Leave out the pictures and copy the remaining records exactly.

## Dataset content
__________

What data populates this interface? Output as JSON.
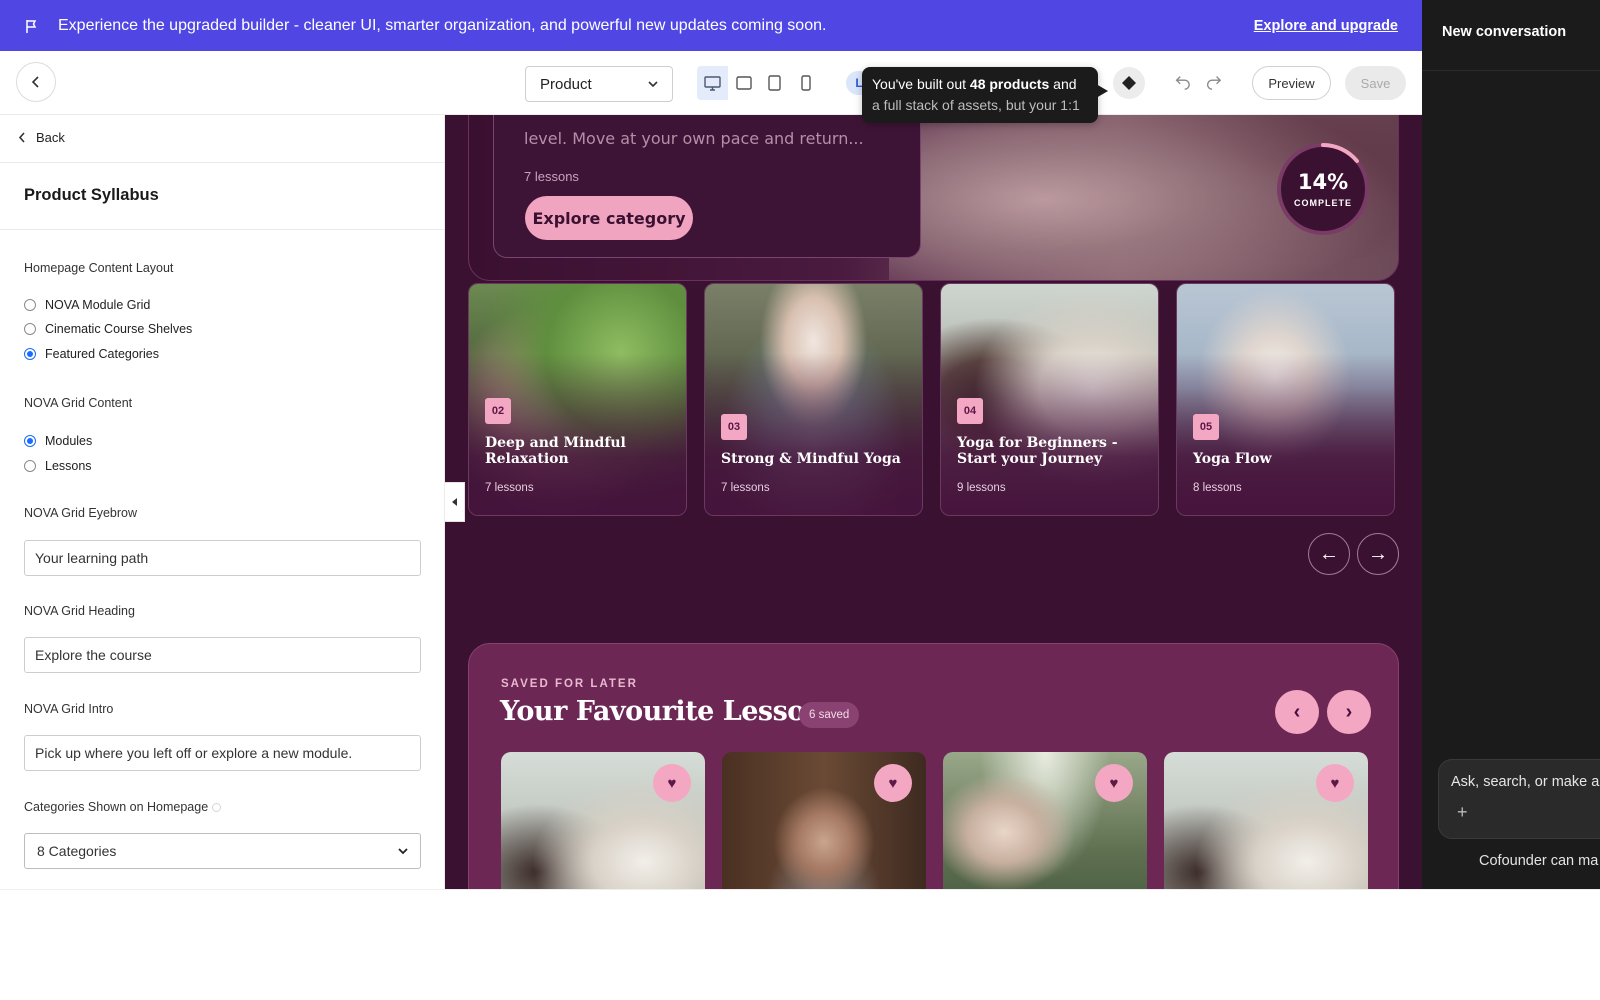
{
  "banner": {
    "message": "Experience the upgraded builder - cleaner UI, smarter organization, and powerful new updates coming soon.",
    "link": "Explore and upgrade"
  },
  "toolbar": {
    "page_select": "Product",
    "devices": [
      "desktop-icon",
      "tablet-landscape-icon",
      "tablet-portrait-icon",
      "mobile-icon"
    ],
    "active_device": "desktop",
    "lang_chip": "L",
    "tooltip": {
      "pre": "You've built out ",
      "bold": "48 products",
      "post": " and",
      "line2": "a full stack of assets, but your 1:1"
    },
    "preview": "Preview",
    "save": "Save"
  },
  "left_panel": {
    "back": "Back",
    "title": "Product Syllabus",
    "layout_label": "Homepage Content Layout",
    "layout_options": [
      "NOVA Module Grid",
      "Cinematic Course Shelves",
      "Featured Categories"
    ],
    "layout_selected": "Featured Categories",
    "grid_content_label": "NOVA Grid Content",
    "grid_content_options": [
      "Modules",
      "Lessons"
    ],
    "grid_content_selected": "Modules",
    "eyebrow_label": "NOVA Grid Eyebrow",
    "eyebrow_value": "Your learning path",
    "heading_label": "NOVA Grid Heading",
    "heading_value": "Explore the course",
    "intro_label": "NOVA Grid Intro",
    "intro_value": "Pick up where you left off or explore a new module.",
    "categories_label": "Categories Shown on Homepage",
    "categories_value": "8 Categories"
  },
  "canvas": {
    "hero": {
      "desc": "level. Move at your own pace and return...",
      "lessons": "7 lessons",
      "button": "Explore category",
      "progress_pct": "14%",
      "progress_value": 0.14,
      "progress_label": "COMPLETE"
    },
    "categories": [
      {
        "num": "02",
        "title": "Deep and Mindful Relaxation",
        "lessons": "7 lessons"
      },
      {
        "num": "03",
        "title": "Strong & Mindful Yoga",
        "lessons": "7 lessons"
      },
      {
        "num": "04",
        "title": "Yoga for Beginners - Start your Journey",
        "lessons": "9 lessons"
      },
      {
        "num": "05",
        "title": "Yoga Flow",
        "lessons": "8 lessons"
      }
    ],
    "cat_prev": "←",
    "cat_next": "→",
    "favourites": {
      "eyebrow": "SAVED FOR LATER",
      "heading": "Your Favourite Lessons",
      "badge": "6 saved",
      "prev": "‹",
      "next": "›",
      "heart": "♥"
    }
  },
  "right_panel": {
    "title": "New conversation",
    "input_placeholder": "Ask, search, or make a",
    "plus": "+",
    "footer": "Cofounder can ma"
  },
  "colors": {
    "banner": "#5046e4",
    "canvas_bg": "#3b1131",
    "accent_pink": "#f3a7c2",
    "favourites_bg": "#6c2754"
  }
}
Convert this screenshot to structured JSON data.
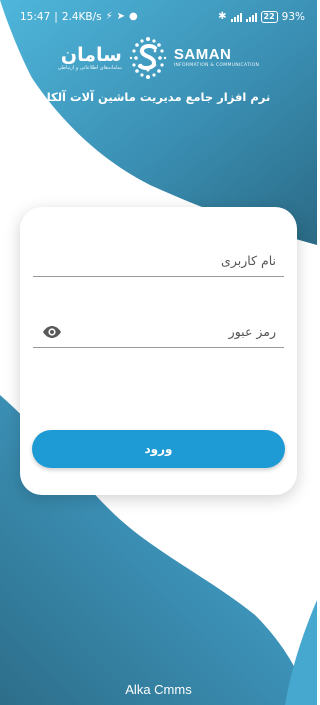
{
  "status_bar": {
    "time": "15:47",
    "net_speed": "2.4KB/s",
    "battery_level": "22",
    "battery_percent": "93%",
    "left_icons": [
      "data-saver-icon",
      "paper-plane-icon",
      "notification-icon"
    ],
    "right_icons": [
      "bluetooth-icon",
      "signal-icon",
      "signal-4g-icon",
      "battery-icon"
    ]
  },
  "logo": {
    "name_fa": "سامان",
    "tagline_fa": "سامانه‌های اطلاعاتی و ارتباطی",
    "name_en": "SAMAN",
    "tagline_en": "INFORMATION & COMMUNICATION"
  },
  "header": {
    "subtitle": "نرم افزار جامع مدیریت ماشین آلات آلکا"
  },
  "form": {
    "username_placeholder": "نام کاربری",
    "username_value": "",
    "password_placeholder": "رمز عبور",
    "password_value": "",
    "login_label": "ورود"
  },
  "footer": {
    "app_name": "Alka Cmms"
  },
  "colors": {
    "gradient_light": "#4fb2d6",
    "gradient_dark": "#2b6a85",
    "primary_button": "#1e9bd4",
    "card": "#ffffff"
  }
}
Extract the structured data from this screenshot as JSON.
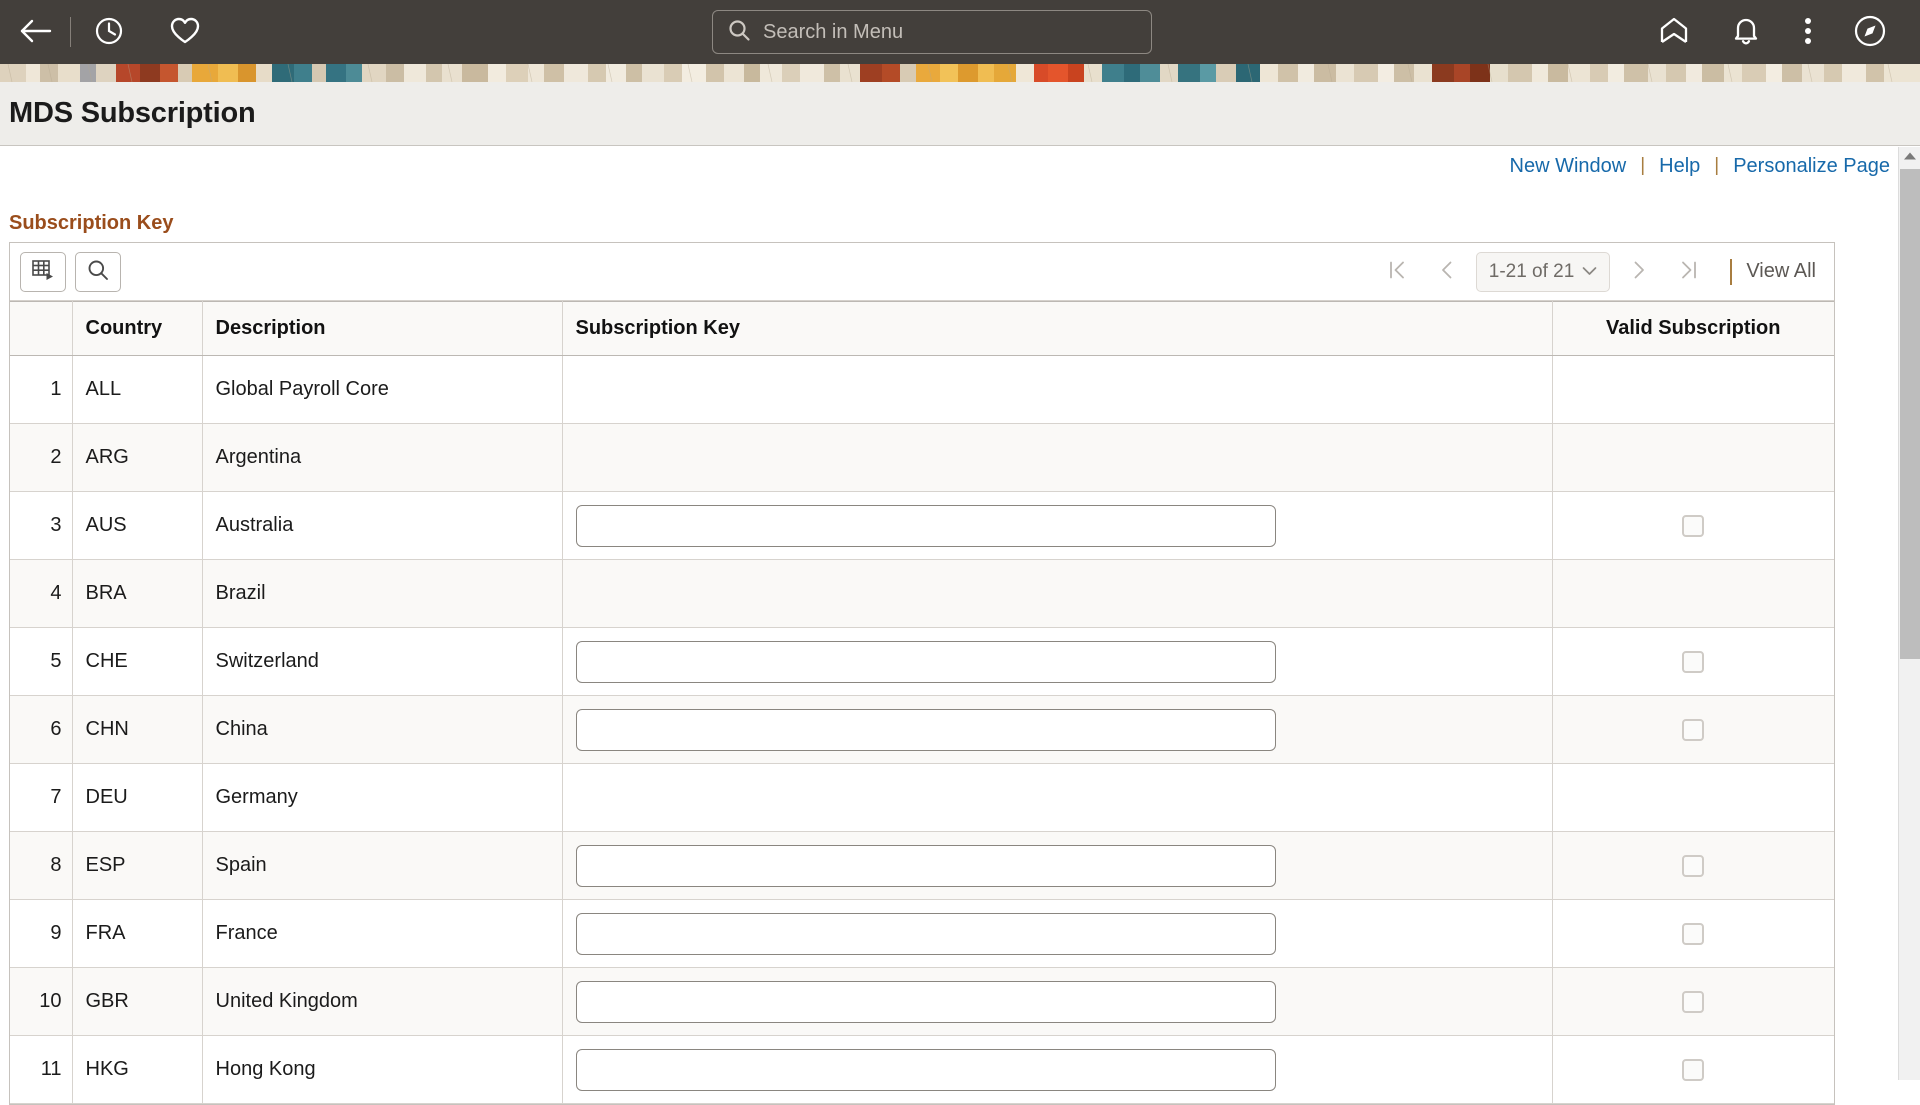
{
  "topbar": {
    "background": "#433f3b",
    "back_icon": "back-arrow-icon",
    "recent_icon": "clock-icon",
    "favorite_icon": "heart-icon",
    "home_icon": "home-icon",
    "notifications_icon": "bell-icon",
    "actions_icon": "kebab-menu-icon",
    "navbar_icon": "compass-icon",
    "search": {
      "placeholder": "Search in Menu",
      "value": "",
      "icon": "search-icon"
    }
  },
  "page": {
    "title": "MDS Subscription"
  },
  "header_links": [
    {
      "label": "New Window"
    },
    {
      "label": "Help"
    },
    {
      "label": "Personalize Page"
    }
  ],
  "link_separator": "|",
  "group_box": {
    "label": "Subscription Key"
  },
  "grid_toolbar": {
    "personalize_icon": "grid-personalize-icon",
    "find_icon": "search-icon",
    "pager": {
      "first_icon": "first-page-icon",
      "prev_icon": "previous-page-icon",
      "range_label": "1-21 of 21",
      "chevron_icon": "chevron-down-icon",
      "next_icon": "next-page-icon",
      "last_icon": "last-page-icon",
      "separator": "|",
      "view_all_label": "View All"
    }
  },
  "table": {
    "columns": [
      {
        "key": "num",
        "label": ""
      },
      {
        "key": "country",
        "label": "Country"
      },
      {
        "key": "desc",
        "label": "Description"
      },
      {
        "key": "subkey",
        "label": "Subscription Key"
      },
      {
        "key": "valid",
        "label": "Valid Subscription"
      }
    ],
    "rows": [
      {
        "num": "1",
        "country": "ALL",
        "desc": "Global Payroll Core",
        "subkey": null,
        "subkey_value": "",
        "valid": null,
        "valid_checked": false
      },
      {
        "num": "2",
        "country": "ARG",
        "desc": "Argentina",
        "subkey": null,
        "subkey_value": "",
        "valid": null,
        "valid_checked": false
      },
      {
        "num": "3",
        "country": "AUS",
        "desc": "Australia",
        "subkey": "input",
        "subkey_value": "",
        "valid": "checkbox",
        "valid_checked": false
      },
      {
        "num": "4",
        "country": "BRA",
        "desc": "Brazil",
        "subkey": null,
        "subkey_value": "",
        "valid": null,
        "valid_checked": false
      },
      {
        "num": "5",
        "country": "CHE",
        "desc": "Switzerland",
        "subkey": "input",
        "subkey_value": "",
        "valid": "checkbox",
        "valid_checked": false
      },
      {
        "num": "6",
        "country": "CHN",
        "desc": "China",
        "subkey": "input",
        "subkey_value": "",
        "valid": "checkbox",
        "valid_checked": false
      },
      {
        "num": "7",
        "country": "DEU",
        "desc": "Germany",
        "subkey": null,
        "subkey_value": "",
        "valid": null,
        "valid_checked": false
      },
      {
        "num": "8",
        "country": "ESP",
        "desc": "Spain",
        "subkey": "input",
        "subkey_value": "",
        "valid": "checkbox",
        "valid_checked": false
      },
      {
        "num": "9",
        "country": "FRA",
        "desc": "France",
        "subkey": "input",
        "subkey_value": "",
        "valid": "checkbox",
        "valid_checked": false
      },
      {
        "num": "10",
        "country": "GBR",
        "desc": "United Kingdom",
        "subkey": "input",
        "subkey_value": "",
        "valid": "checkbox",
        "valid_checked": false
      },
      {
        "num": "11",
        "country": "HKG",
        "desc": "Hong Kong",
        "subkey": "input",
        "subkey_value": "",
        "valid": "checkbox",
        "valid_checked": false
      }
    ]
  },
  "scrollbar": {
    "up_icon": "scroll-up-icon"
  },
  "colors": {
    "topbar": "#433f3b",
    "link": "#1769aa",
    "group_label": "#9a4d1c",
    "accent_divider": "#a87d40",
    "title_bar": "#eeedea"
  }
}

__________

## Problem solution
What data populates this interface? Output as JSON.
{
  "banner": {
    "message": "Experience the upgraded builder - cleaner UI, smarter organization, and powerful new updates coming soon.",
    "link": "Explore and upgrade"
  },
  "toolbar": {
    "page_select": "Product",
    "devices": [
      "desktop-icon",
      "tablet-landscape-icon",
      "tablet-portrait-icon",
      "mobile-icon"
    ],
    "active_device": "desktop",
    "lang_chip": "L",
    "tooltip": {
      "pre": "You've built out ",
      "bold": "48 products",
      "post": " and",
      "line2": "a full stack of assets, but your 1:1"
    },
    "preview": "Preview",
    "save": "Save"
  },
  "left_panel": {
    "back": "Back",
    "title": "Product Syllabus",
    "layout_label": "Homepage Content Layout",
    "layout_options": [
      "NOVA Module Grid",
      "Cinematic Course Shelves",
      "Featured Categories"
    ],
    "layout_selected": "Featured Categories",
    "grid_content_label": "NOVA Grid Content",
    "grid_content_options": [
      "Modules",
      "Lessons"
    ],
    "grid_content_selected": "Modules",
    "eyebrow_label": "NOVA Grid Eyebrow",
    "eyebrow_value": "Your learning path",
    "heading_label": "NOVA Grid Heading",
    "heading_value": "Explore the course",
    "intro_label": "NOVA Grid Intro",
    "intro_value": "Pick up where you left off or explore a new module.",
    "categories_label": "Categories Shown on Homepage",
    "categories_value": "8 Categories"
  },
  "canvas": {
    "hero": {
      "desc": "level. Move at your own pace and return...",
      "lessons": "7 lessons",
      "button": "Explore category",
      "progress_pct": "14%",
      "progress_value": 0.14,
      "progress_label": "COMPLETE"
    },
    "categories": [
      {
        "num": "02",
        "title": "Deep and Mindful Relaxation",
        "lessons": "7 lessons"
      },
      {
        "num": "03",
        "title": "Strong & Mindful Yoga",
        "lessons": "7 lessons"
      },
      {
        "num": "04",
        "title": "Yoga for Beginners - Start your Journey",
        "lessons": "9 lessons"
      },
      {
        "num": "05",
        "title": "Yoga Flow",
        "lessons": "8 lessons"
      }
    ],
    "cat_prev": "←",
    "cat_next": "→",
    "favourites": {
      "eyebrow": "SAVED FOR LATER",
      "heading": "Your Favourite Lessons",
      "badge": "6 saved",
      "prev": "‹",
      "next": "›",
      "heart": "♥"
    }
  },
  "right_panel": {
    "title": "New conversation",
    "input_placeholder": "Ask, search, or make a",
    "plus": "+",
    "footer": "Cofounder can ma"
  },
  "colors": {
    "banner": "#5046e4",
    "canvas_bg": "#3b1131",
    "accent_pink": "#f3a7c2",
    "favourites_bg": "#6c2754"
  }
}
Convert this screenshot to structured JSON data.
{
  "status_bar": {
    "time": "15:47",
    "net_speed": "2.4KB/s",
    "battery_level": "22",
    "battery_percent": "93%",
    "left_icons": [
      "data-saver-icon",
      "paper-plane-icon",
      "notification-icon"
    ],
    "right_icons": [
      "bluetooth-icon",
      "signal-icon",
      "signal-4g-icon",
      "battery-icon"
    ]
  },
  "logo": {
    "name_fa": "سامان",
    "tagline_fa": "سامانه‌های اطلاعاتی و ارتباطی",
    "name_en": "SAMAN",
    "tagline_en": "INFORMATION & COMMUNICATION"
  },
  "header": {
    "subtitle": "نرم افزار جامع مدیریت ماشین آلات آلکا"
  },
  "form": {
    "username_placeholder": "نام کاربری",
    "username_value": "",
    "password_placeholder": "رمز عبور",
    "password_value": "",
    "login_label": "ورود"
  },
  "footer": {
    "app_name": "Alka Cmms"
  },
  "colors": {
    "gradient_light": "#4fb2d6",
    "gradient_dark": "#2b6a85",
    "primary_button": "#1e9bd4",
    "card": "#ffffff"
  }
}
Extract the structured data from this screenshot as JSON.
{
  "topbar": {
    "background": "#433f3b",
    "back_icon": "back-arrow-icon",
    "recent_icon": "clock-icon",
    "favorite_icon": "heart-icon",
    "home_icon": "home-icon",
    "notifications_icon": "bell-icon",
    "actions_icon": "kebab-menu-icon",
    "navbar_icon": "compass-icon",
    "search": {
      "placeholder": "Search in Menu",
      "value": "",
      "icon": "search-icon"
    }
  },
  "page": {
    "title": "MDS Subscription"
  },
  "header_links": [
    {
      "label": "New Window"
    },
    {
      "label": "Help"
    },
    {
      "label": "Personalize Page"
    }
  ],
  "link_separator": "|",
  "group_box": {
    "label": "Subscription Key"
  },
  "grid_toolbar": {
    "personalize_icon": "grid-personalize-icon",
    "find_icon": "search-icon",
    "pager": {
      "first_icon": "first-page-icon",
      "prev_icon": "previous-page-icon",
      "range_label": "1-21 of 21",
      "chevron_icon": "chevron-down-icon",
      "next_icon": "next-page-icon",
      "last_icon": "last-page-icon",
      "separator": "|",
      "view_all_label": "View All"
    }
  },
  "table": {
    "columns": [
      {
        "key": "num",
        "label": ""
      },
      {
        "key": "country",
        "label": "Country"
      },
      {
        "key": "desc",
        "label": "Description"
      },
      {
        "key": "subkey",
        "label": "Subscription Key"
      },
      {
        "key": "valid",
        "label": "Valid Subscription"
      }
    ],
    "rows": [
      {
        "num": "1",
        "country": "ALL",
        "desc": "Global Payroll Core",
        "subkey": null,
        "subkey_value": "",
        "valid": null,
        "valid_checked": false
      },
      {
        "num": "2",
        "country": "ARG",
        "desc": "Argentina",
        "subkey": null,
        "subkey_value": "",
        "valid": null,
        "valid_checked": false
      },
      {
        "num": "3",
        "country": "AUS",
        "desc": "Australia",
        "subkey": "input",
        "subkey_value": "",
        "valid": "checkbox",
        "valid_checked": false
      },
      {
        "num": "4",
        "country": "BRA",
        "desc": "Brazil",
        "subkey": null,
        "subkey_value": "",
        "valid": null,
        "valid_checked": false
      },
      {
        "num": "5",
        "country": "CHE",
        "desc": "Switzerland",
        "subkey": "input",
        "subkey_value": "",
        "valid": "checkbox",
        "valid_checked": false
      },
      {
        "num": "6",
        "country": "CHN",
        "desc": "China",
        "subkey": "input",
        "subkey_value": "",
        "valid": "checkbox",
        "valid_checked": false
      },
      {
        "num": "7",
        "country": "DEU",
        "desc": "Germany",
        "subkey": null,
        "subkey_value": "",
        "valid": null,
        "valid_checked": false
      },
      {
        "num": "8",
        "country": "ESP",
        "desc": "Spain",
        "subkey": "input",
        "subkey_value": "",
        "valid": "checkbox",
        "valid_checked": false
      },
      {
        "num": "9",
        "country": "FRA",
        "desc": "France",
        "subkey": "input",
        "subkey_value": "",
        "valid": "checkbox",
        "valid_checked": false
      },
      {
        "num": "10",
        "country": "GBR",
        "desc": "United Kingdom",
        "subkey": "input",
        "subkey_value": "",
        "valid": "checkbox",
        "valid_checked": false
      },
      {
        "num": "11",
        "country": "HKG",
        "desc": "Hong Kong",
        "subkey": "input",
        "subkey_value": "",
        "valid": "checkbox",
        "valid_checked": false
      }
    ]
  },
  "scrollbar": {
    "up_icon": "scroll-up-icon"
  },
  "colors": {
    "topbar": "#433f3b",
    "link": "#1769aa",
    "group_label": "#9a4d1c",
    "accent_divider": "#a87d40",
    "title_bar": "#eeedea"
  }
}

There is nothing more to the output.